Copy each line of the data below with the word "screenshot".

◆ INPUT FOR THIS TASK:

-=-=-

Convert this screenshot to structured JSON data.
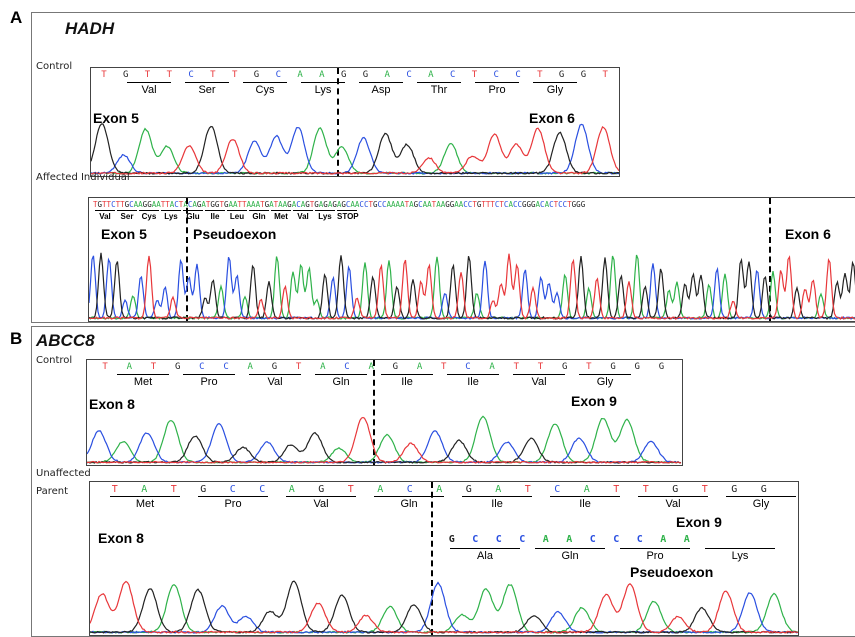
{
  "panelA": {
    "label": "A",
    "gene": "HADH",
    "control": {
      "row_label": "Control",
      "bases": [
        "T",
        "G",
        "T",
        "T",
        "C",
        "T",
        "T",
        "G",
        "C",
        "A",
        "A",
        "G",
        "G",
        "A",
        "C",
        "A",
        "C",
        "T",
        "C",
        "C",
        "T",
        "G",
        "G",
        "T"
      ],
      "amino_acids": [
        "Val",
        "Ser",
        "Cys",
        "Lys",
        "Asp",
        "Thr",
        "Pro",
        "Gly"
      ],
      "exon_left": "Exon 5",
      "exon_right": "Exon 6"
    },
    "affected": {
      "row_label": "Affected Individual",
      "sequence": "TGTTCTTGCAAGGAATTACTACAGATGGTGAATTAAATGATAAGACAGTGAGAGAGCAACCTGCCAAAATAGCAATAAGGAACCTGTTTCTCACCGGGACACTCCTGGG",
      "amino_acids": [
        "Val",
        "Ser",
        "Cys",
        "Lys",
        "Glu",
        "Ile",
        "Leu",
        "Gln",
        "Met",
        "Val",
        "Lys",
        "STOP"
      ],
      "exon_left": "Exon 5",
      "pseudoexon": "Pseudoexon",
      "exon_right": "Exon 6"
    }
  },
  "panelB": {
    "label": "B",
    "gene": "ABCC8",
    "control": {
      "row_label": "Control",
      "bases": [
        "T",
        "A",
        "T",
        "G",
        "C",
        "C",
        "A",
        "G",
        "T",
        "A",
        "C",
        "A",
        "G",
        "A",
        "T",
        "C",
        "A",
        "T",
        "T",
        "G",
        "T",
        "G",
        "G",
        "G"
      ],
      "amino_acids": [
        "Met",
        "Pro",
        "Val",
        "Gln",
        "Ile",
        "Ile",
        "Val",
        "Gly"
      ],
      "exon_left": "Exon 8",
      "exon_right": "Exon 9"
    },
    "parent": {
      "row_label_1": "Unaffected",
      "row_label_2": "Parent",
      "bases": [
        "T",
        "A",
        "T",
        "G",
        "C",
        "C",
        "A",
        "G",
        "T",
        "A",
        "C",
        "A",
        "G",
        "A",
        "T",
        "C",
        "A",
        "T",
        "T",
        "G",
        "T",
        "G",
        "G"
      ],
      "amino_acids": [
        "Met",
        "Pro",
        "Val",
        "Gln",
        "Ile",
        "Ile",
        "Val",
        "Gly"
      ],
      "alt_bases": [
        "G",
        "C",
        "C",
        "C",
        "A",
        "A",
        "C",
        "C",
        "C",
        "A",
        "A"
      ],
      "alt_amino_acids": [
        "Ala",
        "Gln",
        "Pro",
        "Lys"
      ],
      "exon_left": "Exon 8",
      "exon_right": "Exon 9",
      "pseudoexon": "Pseudoexon"
    }
  },
  "colors": {
    "A": "#2fb24a",
    "C": "#2a4fe0",
    "G": "#222222",
    "T": "#e8373a"
  }
}
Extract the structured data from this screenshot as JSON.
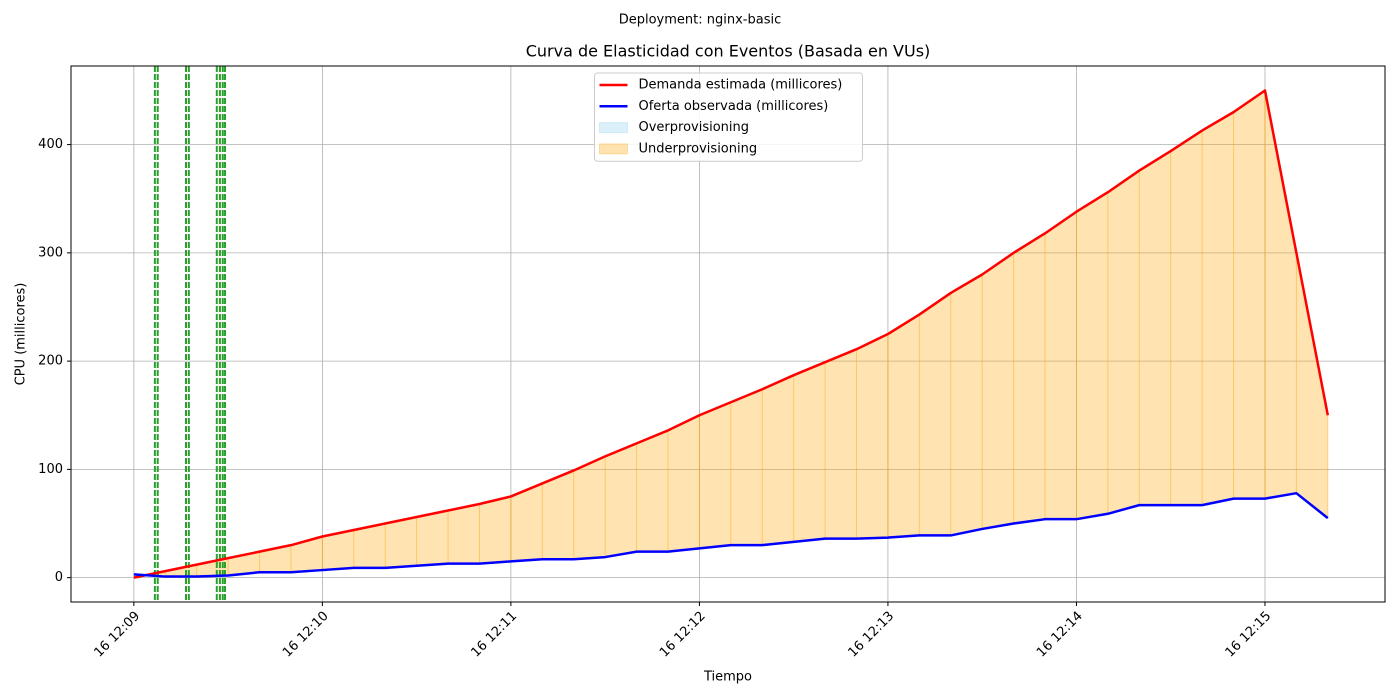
{
  "chart_data": {
    "type": "line",
    "suptitle": "Deployment: nginx-basic",
    "title": "Curva de Elasticidad con Eventos (Basada en VUs)",
    "xlabel": "Tiempo",
    "ylabel": "CPU (millicores)",
    "x": [
      "16 12:09:00",
      "16 12:09:10",
      "16 12:09:20",
      "16 12:09:30",
      "16 12:09:40",
      "16 12:09:50",
      "16 12:10:00",
      "16 12:10:10",
      "16 12:10:20",
      "16 12:10:30",
      "16 12:10:40",
      "16 12:10:50",
      "16 12:11:00",
      "16 12:11:10",
      "16 12:11:20",
      "16 12:11:30",
      "16 12:11:40",
      "16 12:11:50",
      "16 12:12:00",
      "16 12:12:10",
      "16 12:12:20",
      "16 12:12:30",
      "16 12:12:40",
      "16 12:12:50",
      "16 12:13:00",
      "16 12:13:10",
      "16 12:13:20",
      "16 12:13:30",
      "16 12:13:40",
      "16 12:13:50",
      "16 12:14:00",
      "16 12:14:10",
      "16 12:14:20",
      "16 12:14:30",
      "16 12:14:40",
      "16 12:14:50",
      "16 12:15:00",
      "16 12:15:10",
      "16 12:15:20"
    ],
    "series": [
      {
        "name": "Demanda estimada (millicores)",
        "color": "#ff0000",
        "values": [
          0,
          6,
          12,
          18,
          24,
          30,
          38,
          44,
          50,
          56,
          62,
          68,
          75,
          87,
          99,
          112,
          124,
          136,
          150,
          162,
          174,
          187,
          199,
          211,
          225,
          243,
          263,
          280,
          300,
          318,
          338,
          356,
          376,
          394,
          413,
          430,
          450,
          300,
          150
        ]
      },
      {
        "name": "Oferta observada (millicores)",
        "color": "#0000ff",
        "values": [
          3,
          1,
          1,
          2,
          5,
          5,
          7,
          9,
          9,
          11,
          13,
          13,
          15,
          17,
          17,
          19,
          24,
          24,
          27,
          30,
          30,
          33,
          36,
          36,
          37,
          39,
          39,
          45,
          50,
          54,
          54,
          59,
          67,
          67,
          67,
          73,
          73,
          78,
          55
        ]
      }
    ],
    "fills": [
      {
        "name": "Overprovisioning",
        "color": "#87ceeb"
      },
      {
        "name": "Underprovisioning",
        "color": "#ffa500"
      }
    ],
    "events": [
      "16 12:09:06.7",
      "16 12:09:07.6",
      "16 12:09:16.6",
      "16 12:09:17.5",
      "16 12:09:26.4",
      "16 12:09:27.4",
      "16 12:09:28.3",
      "16 12:09:29"
    ],
    "event_color": "#2ca02c",
    "xlim": [
      "16 12:08:40",
      "16 12:15:38.2"
    ],
    "xticks": [
      {
        "value": "16 12:09:00",
        "label": "16 12:09"
      },
      {
        "value": "16 12:10:00",
        "label": "16 12:10"
      },
      {
        "value": "16 12:11:00",
        "label": "16 12:11"
      },
      {
        "value": "16 12:12:00",
        "label": "16 12:12"
      },
      {
        "value": "16 12:13:00",
        "label": "16 12:13"
      },
      {
        "value": "16 12:14:00",
        "label": "16 12:14"
      },
      {
        "value": "16 12:15:00",
        "label": "16 12:15"
      }
    ],
    "ylim": [
      -22.5,
      472.6
    ],
    "yticks": [
      0,
      100,
      200,
      300,
      400
    ],
    "grid": true,
    "legend": "upper center"
  }
}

-=-=-

◆ OUTPUT OF THE TASK:
Convert this screenshot to structured JSON data.
Extract the structured data from this screenshot as JSON.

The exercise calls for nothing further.